## AUSGEWÄHLTER ABSCHNITT
Hoffmann schrieb:Das hat etwas mit der fehlenden kalten Tropopause zu tun. Wasserdampf konnte wegen der höheren Einstrahlungstemperatur viel höher steigen als auf Erdbahnniveau, geschweige denn Marsbahnniveau. Damit war zugleich ein höherer Wasserdampfgehalt in der Atmosphäre präsent, weil das Auskondensieren über eine große Höhe hinweg unterblieb. Und Wasserdampf ist ein effektiveres Treibhausgas als CO2.
Die Folge war das Ausufern des Treibhauseffektes
Ähm, Wasser in der Tropopause wird je höher je stärker vom Sonnenwind ionisiert, sodaß der Wasserstoff nur um so schneller entweicht. Der freiwerdende Sauerstoff immerhin könnte eine gewisse Ozonschicht in der unteren Statosphäre erzeugen, mit der eine weitere Ionisierung des Wassers zumindest ausgebremst werden kann. Freilich um den Preis, daß das Wasser dann umso stärker Wärmestrahlung ins All abgeben kann. Das hielte sich dann ja wohl in etwa die Waage. Egal, ob die niedere warme Tropopause ein höheres H2O-Aufkommen aufnehmen kann, dafür weniger Volumen hat, oder ob die kalte, höhere Tropopause mehr Volumen besitzt, aber weniger H2O pro Rauminhalt zu tragen vermag. Andererseits bildet sich die irdische Ozonschicht weitestgehend aus atmosphärischem O2, nicht aus ionisiertem O. Der wird eher ebenfalls abgegeben. Die Venus hatte also beste Chancen, ihr Wasser einfach nur zu verlieren, egal, mit welcher Tropopause, der warmen oder der kalten.

## VERFÜGBARE DATEN
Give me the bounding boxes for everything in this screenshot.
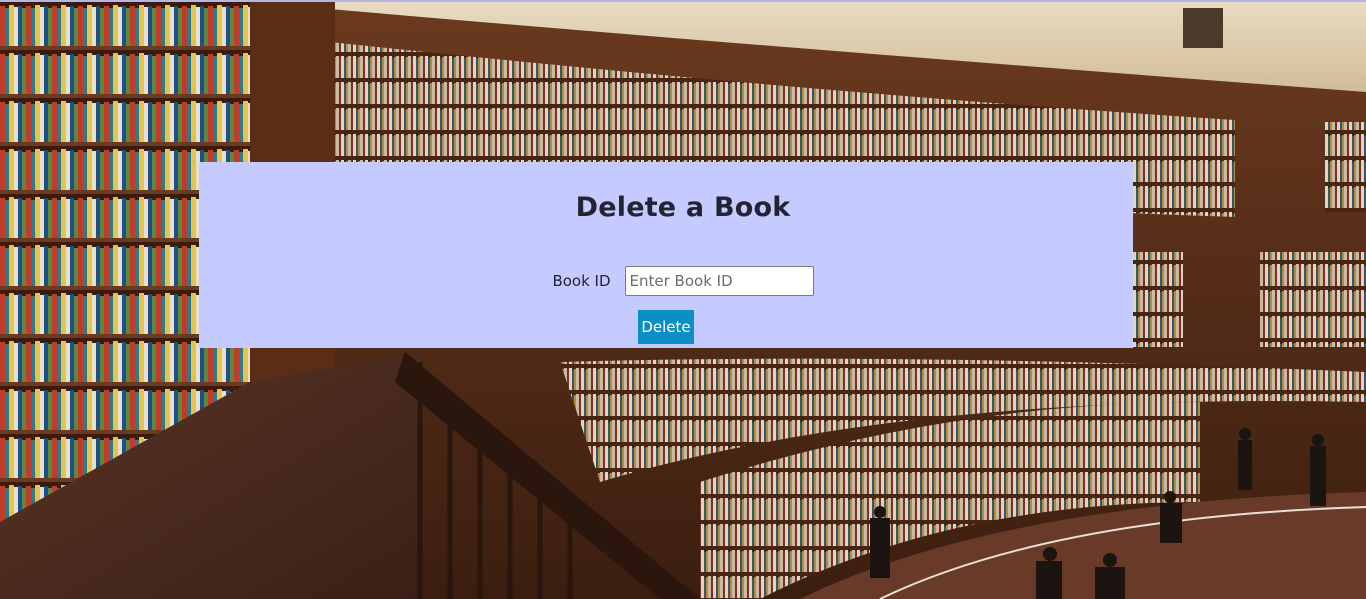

## WAS ERWARTET WIRD
Kopiere aus dem Beitrag über den Wasserverlust der Venus den Wortlaut, der bei „Hoffmann schrieb:Das hat“ beginnt und bei „Treibhausgas als CO2.“ endet, Zeichen für Zeichen.

## ERGEBNIS DER AUFGABE
Hoffmann schrieb:Das hat etwas mit der fehlenden kalten Tropopause zu tun. Wasserdampf konnte wegen der höheren Einstrahlungstemperatur viel höher steigen als auf Erdbahnniveau, geschweige denn Marsbahnniveau. Damit war zugleich ein höherer Wasserdampfgehalt in der Atmosphäre präsent, weil das Auskondensieren über eine große Höhe hinweg unterblieb. Und Wasserdampf ist ein effektiveres Treibhausgas als CO2.